YOUR INSTRUCTIONS = Retype the data below without altering anything.

--- BEGIN MATERIALS PROVIDED ---

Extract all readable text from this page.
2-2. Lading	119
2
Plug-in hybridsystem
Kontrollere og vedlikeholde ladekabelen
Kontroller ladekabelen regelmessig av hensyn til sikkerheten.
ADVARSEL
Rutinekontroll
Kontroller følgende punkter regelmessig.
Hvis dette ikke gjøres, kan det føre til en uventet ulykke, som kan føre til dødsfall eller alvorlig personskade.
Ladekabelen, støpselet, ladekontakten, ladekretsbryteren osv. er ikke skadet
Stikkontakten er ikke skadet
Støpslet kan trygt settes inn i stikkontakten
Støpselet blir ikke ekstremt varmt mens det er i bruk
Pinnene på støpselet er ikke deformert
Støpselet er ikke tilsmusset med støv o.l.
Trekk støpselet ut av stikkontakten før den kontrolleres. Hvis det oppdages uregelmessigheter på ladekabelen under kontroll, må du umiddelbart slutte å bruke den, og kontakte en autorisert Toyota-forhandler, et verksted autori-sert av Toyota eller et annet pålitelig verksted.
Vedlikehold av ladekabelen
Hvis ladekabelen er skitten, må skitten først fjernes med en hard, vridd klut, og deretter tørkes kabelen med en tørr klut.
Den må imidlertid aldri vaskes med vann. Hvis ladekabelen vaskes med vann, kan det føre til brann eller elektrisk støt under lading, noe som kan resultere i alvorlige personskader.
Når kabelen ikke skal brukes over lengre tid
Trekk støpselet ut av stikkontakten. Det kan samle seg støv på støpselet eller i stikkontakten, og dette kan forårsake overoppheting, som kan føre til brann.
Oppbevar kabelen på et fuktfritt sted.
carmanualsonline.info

--- END MATERIALS PROVIDED ---

ANSWER IN FULL =
Extract all readable text from this page.
2-2. Lading	119
2
Plug-in hybridsystem
Kontrollere og vedlikeholde ladekabelen
Kontroller ladekabelen regelmessig av hensyn til sikkerheten.
ADVARSEL
Rutinekontroll
Kontroller følgende punkter regelmessig.
Hvis dette ikke gjøres, kan det føre til en uventet ulykke, som kan føre til dødsfall eller alvorlig personskade.
Ladekabelen, støpselet, ladekontakten, ladekretsbryteren osv. er ikke skadet
Stikkontakten er ikke skadet
Støpslet kan trygt settes inn i stikkontakten
Støpselet blir ikke ekstremt varmt mens det er i bruk
Pinnene på støpselet er ikke deformert
Støpselet er ikke tilsmusset med støv o.l.
Trekk støpselet ut av stikkontakten før den kontrolleres. Hvis det oppdages uregelmessigheter på ladekabelen under kontroll, må du umiddelbart slutte å bruke den, og kontakte en autorisert Toyota-forhandler, et verksted autori-sert av Toyota eller et annet pålitelig verksted.
Vedlikehold av ladekabelen
Hvis ladekabelen er skitten, må skitten først fjernes med en hard, vridd klut, og deretter tørkes kabelen med en tørr klut.
Den må imidlertid aldri vaskes med vann. Hvis ladekabelen vaskes med vann, kan det føre til brann eller elektrisk støt under lading, noe som kan resultere i alvorlige personskader.
Når kabelen ikke skal brukes over lengre tid
Trekk støpselet ut av stikkontakten. Det kan samle seg støv på støpselet eller i stikkontakten, og dette kan forårsake overoppheting, som kan føre til brann.
Oppbevar kabelen på et fuktfritt sted.
carmanualsonline.info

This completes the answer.